## What the task requires
Give the number of lines that contain the string "this", please, and nothing else.
□ □ □
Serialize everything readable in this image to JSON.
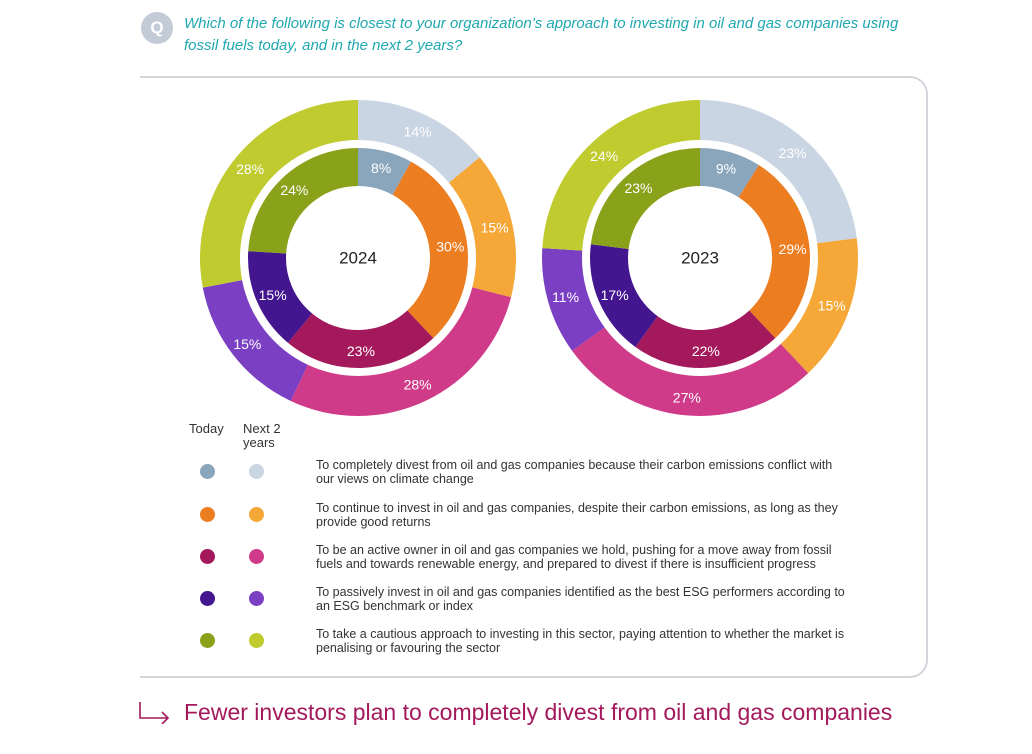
{
  "header": {
    "badge": "Q",
    "question": "Which of the following is closest to your organization’s approach to investing in oil and gas companies using fossil fuels today, and in the next 2 years?"
  },
  "chart_data": [
    {
      "type": "donut",
      "title": "2024",
      "series": [
        {
          "name": "Today",
          "ring": "inner",
          "values": [
            8,
            30,
            23,
            15,
            24
          ]
        },
        {
          "name": "Next 2 years",
          "ring": "outer",
          "values": [
            14,
            15,
            28,
            15,
            28
          ]
        }
      ]
    },
    {
      "type": "donut",
      "title": "2023",
      "series": [
        {
          "name": "Today",
          "ring": "inner",
          "values": [
            9,
            29,
            22,
            17,
            23
          ]
        },
        {
          "name": "Next 2 years",
          "ring": "outer",
          "values": [
            23,
            15,
            27,
            11,
            24
          ]
        }
      ]
    }
  ],
  "legend": {
    "today_label": "Today",
    "next_label": "Next 2 years",
    "items": [
      {
        "text": "To completely divest from oil and gas companies because their carbon emissions conflict with our views on climate change",
        "today_color": "#8aa6bd",
        "next_color": "#c9d5e2"
      },
      {
        "text": "To continue to invest in oil and gas companies, despite their carbon emissions, as long as they provide good returns",
        "today_color": "#ec7d20",
        "next_color": "#f5a738"
      },
      {
        "text": "To be an active owner in oil and gas companies we hold, pushing for a move away from fossil fuels and towards renewable energy, and prepared to divest if there is insufficient progress",
        "today_color": "#a3195b",
        "next_color": "#cf3b89"
      },
      {
        "text": "To passively invest in oil and gas companies identified as the best ESG performers according to an ESG benchmark or index",
        "today_color": "#43168f",
        "next_color": "#7a3fc2"
      },
      {
        "text": "To take a cautious approach to investing in this sector, paying attention to whether the market is penalising or favouring the sector",
        "today_color": "#8aa11a",
        "next_color": "#bfcb2e"
      }
    ]
  },
  "footer": {
    "text": "Fewer investors plan to completely divest from oil and gas companies",
    "color": "#a3195b"
  }
}
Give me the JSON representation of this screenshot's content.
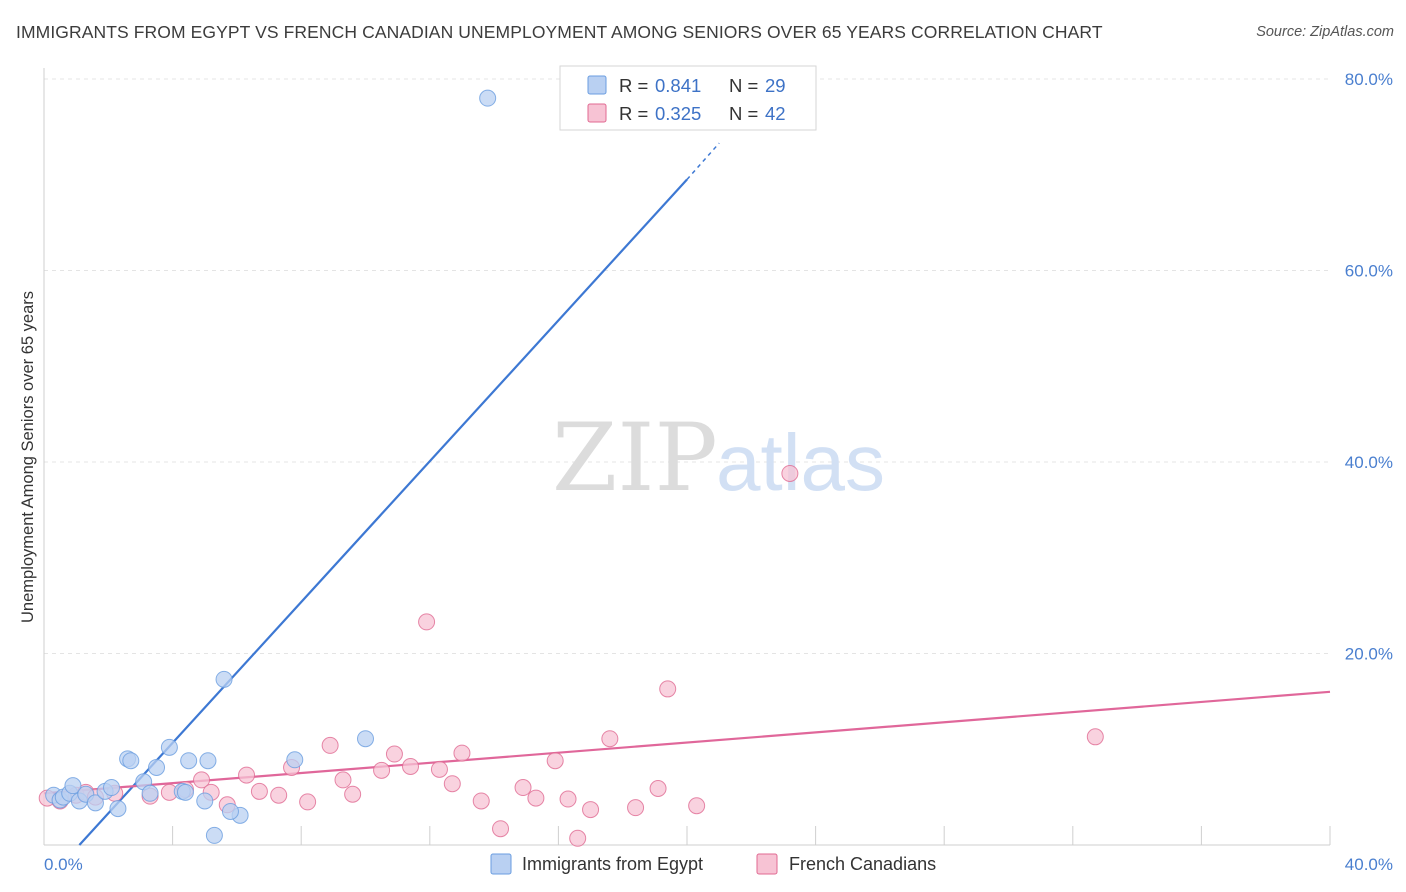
{
  "header": {
    "title": "IMMIGRANTS FROM EGYPT VS FRENCH CANADIAN UNEMPLOYMENT AMONG SENIORS OVER 65 YEARS CORRELATION CHART",
    "source": "Source: ZipAtlas.com"
  },
  "watermark": {
    "zip": "ZIP",
    "atlas": "atlas"
  },
  "chart_data": {
    "type": "scatter",
    "title": "IMMIGRANTS FROM EGYPT VS FRENCH CANADIAN UNEMPLOYMENT AMONG SENIORS OVER 65 YEARS CORRELATION CHART",
    "xlabel": "",
    "ylabel": "Unemployment Among Seniors over 65 years",
    "xlim": [
      0,
      40
    ],
    "ylim": [
      0,
      80
    ],
    "x_ticks": [
      0,
      40
    ],
    "x_tick_labels": [
      "0.0%",
      "40.0%"
    ],
    "y_ticks": [
      20,
      40,
      60,
      80
    ],
    "y_tick_labels": [
      "20.0%",
      "40.0%",
      "60.0%",
      "80.0%"
    ],
    "grid": true,
    "legend_placement": "top-center",
    "series": [
      {
        "name": "Immigrants from Egypt",
        "color": "#6a9de0",
        "fill": "#b9d0f2",
        "stats": {
          "r_label": "R =",
          "r": "0.841",
          "n_label": "N =",
          "n": "29"
        },
        "trend": {
          "x": [
            1.1,
            20.0
          ],
          "y": [
            0.0,
            69.5
          ]
        },
        "trend_ext": {
          "x": [
            20.0,
            21.0
          ],
          "y": [
            69.5,
            73.3
          ]
        },
        "points": [
          [
            0.3,
            5.2
          ],
          [
            0.5,
            4.7
          ],
          [
            0.6,
            5.0
          ],
          [
            0.8,
            5.4
          ],
          [
            0.9,
            6.2
          ],
          [
            1.1,
            4.6
          ],
          [
            1.3,
            5.3
          ],
          [
            1.6,
            4.4
          ],
          [
            1.9,
            5.6
          ],
          [
            2.1,
            6.0
          ],
          [
            2.3,
            3.8
          ],
          [
            2.6,
            9.0
          ],
          [
            2.7,
            8.8
          ],
          [
            3.1,
            6.6
          ],
          [
            3.3,
            5.4
          ],
          [
            3.5,
            8.1
          ],
          [
            3.9,
            10.2
          ],
          [
            4.3,
            5.6
          ],
          [
            4.4,
            5.5
          ],
          [
            4.5,
            8.8
          ],
          [
            5.0,
            4.6
          ],
          [
            5.1,
            8.8
          ],
          [
            5.3,
            1.0
          ],
          [
            5.6,
            17.3
          ],
          [
            6.1,
            3.1
          ],
          [
            7.8,
            8.9
          ],
          [
            10.0,
            11.1
          ],
          [
            13.8,
            78.0
          ],
          [
            5.8,
            3.5
          ]
        ]
      },
      {
        "name": "French Canadians",
        "color": "#e06a92",
        "fill": "#f7c3d4",
        "stats": {
          "r_label": "R =",
          "r": "0.325",
          "n_label": "N =",
          "n": "42"
        },
        "trend": {
          "x": [
            0.0,
            40.0
          ],
          "y": [
            5.4,
            16.0
          ]
        },
        "points": [
          [
            0.1,
            4.9
          ],
          [
            0.5,
            4.6
          ],
          [
            1.0,
            5.2
          ],
          [
            1.3,
            5.5
          ],
          [
            1.6,
            5.0
          ],
          [
            2.2,
            5.4
          ],
          [
            3.3,
            5.1
          ],
          [
            3.9,
            5.5
          ],
          [
            4.4,
            5.8
          ],
          [
            4.9,
            6.8
          ],
          [
            5.2,
            5.5
          ],
          [
            5.7,
            4.2
          ],
          [
            6.3,
            7.3
          ],
          [
            6.7,
            5.6
          ],
          [
            7.3,
            5.2
          ],
          [
            7.7,
            8.1
          ],
          [
            8.2,
            4.5
          ],
          [
            8.9,
            10.4
          ],
          [
            9.3,
            6.8
          ],
          [
            9.6,
            5.3
          ],
          [
            10.5,
            7.8
          ],
          [
            10.9,
            9.5
          ],
          [
            11.4,
            8.2
          ],
          [
            11.9,
            23.3
          ],
          [
            12.3,
            7.9
          ],
          [
            12.7,
            6.4
          ],
          [
            13.0,
            9.6
          ],
          [
            13.6,
            4.6
          ],
          [
            14.2,
            1.7
          ],
          [
            14.9,
            6.0
          ],
          [
            15.3,
            4.9
          ],
          [
            15.9,
            8.8
          ],
          [
            16.3,
            4.8
          ],
          [
            16.6,
            0.7
          ],
          [
            17.0,
            3.7
          ],
          [
            17.6,
            11.1
          ],
          [
            18.4,
            3.9
          ],
          [
            19.1,
            5.9
          ],
          [
            19.4,
            16.3
          ],
          [
            20.3,
            4.1
          ],
          [
            23.2,
            38.8
          ],
          [
            32.7,
            11.3
          ]
        ]
      }
    ]
  }
}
□ □ □
## Exercise response
3